> _INSTRUCTION_
Give the number of lines that include the word "Total", nothing more.

-=-=-=-=-

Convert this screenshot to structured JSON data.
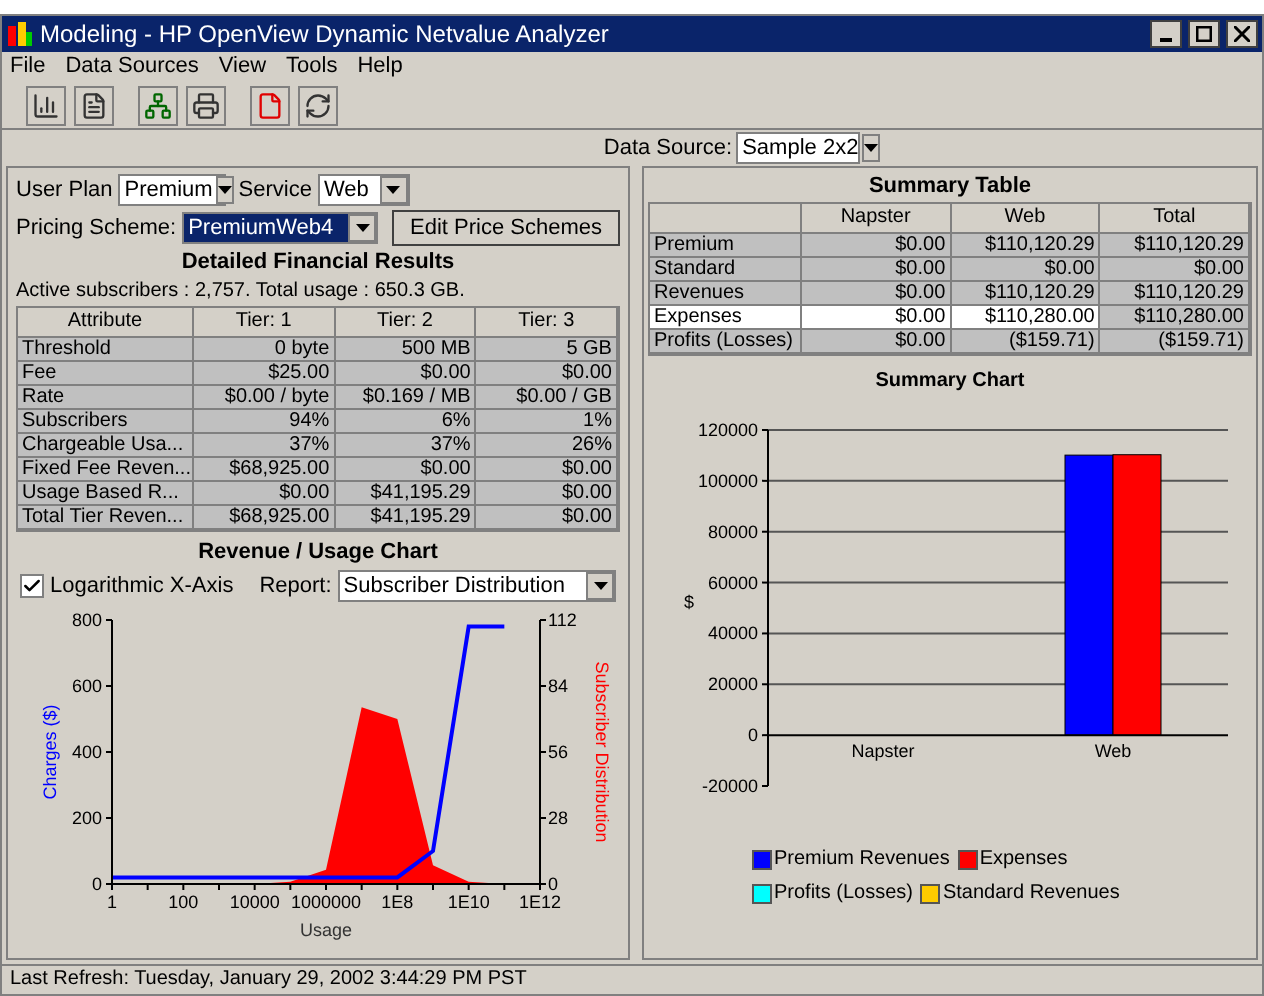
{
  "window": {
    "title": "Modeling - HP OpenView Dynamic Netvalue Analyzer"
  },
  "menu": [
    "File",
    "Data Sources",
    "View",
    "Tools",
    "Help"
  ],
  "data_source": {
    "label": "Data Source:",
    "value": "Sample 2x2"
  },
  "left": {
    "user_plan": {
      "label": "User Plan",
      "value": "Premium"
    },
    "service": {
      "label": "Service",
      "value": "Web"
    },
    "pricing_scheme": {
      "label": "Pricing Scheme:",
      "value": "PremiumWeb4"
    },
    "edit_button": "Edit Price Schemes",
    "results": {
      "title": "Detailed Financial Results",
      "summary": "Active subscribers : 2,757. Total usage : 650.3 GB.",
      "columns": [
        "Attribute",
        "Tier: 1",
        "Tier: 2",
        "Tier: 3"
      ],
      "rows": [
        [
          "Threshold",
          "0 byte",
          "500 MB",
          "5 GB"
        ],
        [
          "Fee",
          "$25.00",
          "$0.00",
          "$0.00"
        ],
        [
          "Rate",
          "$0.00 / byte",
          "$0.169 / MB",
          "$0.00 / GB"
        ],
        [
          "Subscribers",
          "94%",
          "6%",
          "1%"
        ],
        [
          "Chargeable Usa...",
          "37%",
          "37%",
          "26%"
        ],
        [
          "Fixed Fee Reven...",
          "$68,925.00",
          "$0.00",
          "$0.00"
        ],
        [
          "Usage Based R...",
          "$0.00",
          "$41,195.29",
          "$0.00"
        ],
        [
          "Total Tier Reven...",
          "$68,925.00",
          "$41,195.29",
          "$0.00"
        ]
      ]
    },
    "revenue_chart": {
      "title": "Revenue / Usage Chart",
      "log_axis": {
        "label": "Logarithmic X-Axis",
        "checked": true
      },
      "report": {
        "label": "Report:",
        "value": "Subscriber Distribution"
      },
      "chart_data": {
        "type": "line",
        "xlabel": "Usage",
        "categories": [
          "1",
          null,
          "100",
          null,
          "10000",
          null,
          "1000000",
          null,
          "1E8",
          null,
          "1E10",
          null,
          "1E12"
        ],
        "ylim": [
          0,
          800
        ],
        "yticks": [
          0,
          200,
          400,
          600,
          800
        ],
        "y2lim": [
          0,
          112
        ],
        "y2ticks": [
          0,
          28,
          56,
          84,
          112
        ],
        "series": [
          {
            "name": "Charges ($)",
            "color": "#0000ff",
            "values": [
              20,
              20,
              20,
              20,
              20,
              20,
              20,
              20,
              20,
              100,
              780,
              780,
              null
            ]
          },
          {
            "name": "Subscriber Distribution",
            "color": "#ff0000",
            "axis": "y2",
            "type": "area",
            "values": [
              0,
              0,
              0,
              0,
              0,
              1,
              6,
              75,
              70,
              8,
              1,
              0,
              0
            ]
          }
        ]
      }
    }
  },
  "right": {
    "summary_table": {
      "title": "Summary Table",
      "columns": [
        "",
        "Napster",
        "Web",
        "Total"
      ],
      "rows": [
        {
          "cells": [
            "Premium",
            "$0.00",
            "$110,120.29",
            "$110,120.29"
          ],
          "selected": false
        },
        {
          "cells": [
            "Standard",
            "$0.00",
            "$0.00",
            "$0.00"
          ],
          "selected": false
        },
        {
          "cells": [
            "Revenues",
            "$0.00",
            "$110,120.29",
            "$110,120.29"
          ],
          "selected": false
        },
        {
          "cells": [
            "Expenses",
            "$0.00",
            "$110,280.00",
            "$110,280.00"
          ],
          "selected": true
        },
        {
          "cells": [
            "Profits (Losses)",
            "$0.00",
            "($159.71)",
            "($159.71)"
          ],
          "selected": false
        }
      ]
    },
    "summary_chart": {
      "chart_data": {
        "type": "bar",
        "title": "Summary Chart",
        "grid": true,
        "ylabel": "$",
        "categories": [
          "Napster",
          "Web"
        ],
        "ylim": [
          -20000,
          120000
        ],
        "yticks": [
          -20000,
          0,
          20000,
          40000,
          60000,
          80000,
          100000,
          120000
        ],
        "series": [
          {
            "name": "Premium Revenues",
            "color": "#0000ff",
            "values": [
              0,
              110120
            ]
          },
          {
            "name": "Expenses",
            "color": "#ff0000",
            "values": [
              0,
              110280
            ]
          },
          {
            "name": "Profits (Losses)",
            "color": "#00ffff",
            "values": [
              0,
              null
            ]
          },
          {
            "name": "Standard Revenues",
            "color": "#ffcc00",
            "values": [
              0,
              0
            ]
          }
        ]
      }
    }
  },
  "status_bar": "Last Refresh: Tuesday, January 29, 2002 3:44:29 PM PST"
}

-=-=-=-=-

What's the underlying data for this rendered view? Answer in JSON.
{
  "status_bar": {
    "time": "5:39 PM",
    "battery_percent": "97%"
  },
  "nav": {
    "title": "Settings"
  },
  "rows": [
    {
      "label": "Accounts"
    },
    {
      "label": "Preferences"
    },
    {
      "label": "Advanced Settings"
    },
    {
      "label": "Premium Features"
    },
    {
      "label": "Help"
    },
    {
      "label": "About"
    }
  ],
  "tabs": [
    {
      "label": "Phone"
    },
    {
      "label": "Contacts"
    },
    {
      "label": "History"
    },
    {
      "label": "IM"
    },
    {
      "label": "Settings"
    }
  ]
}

-=-=-=-=-

> _CORRECT RESULT_
3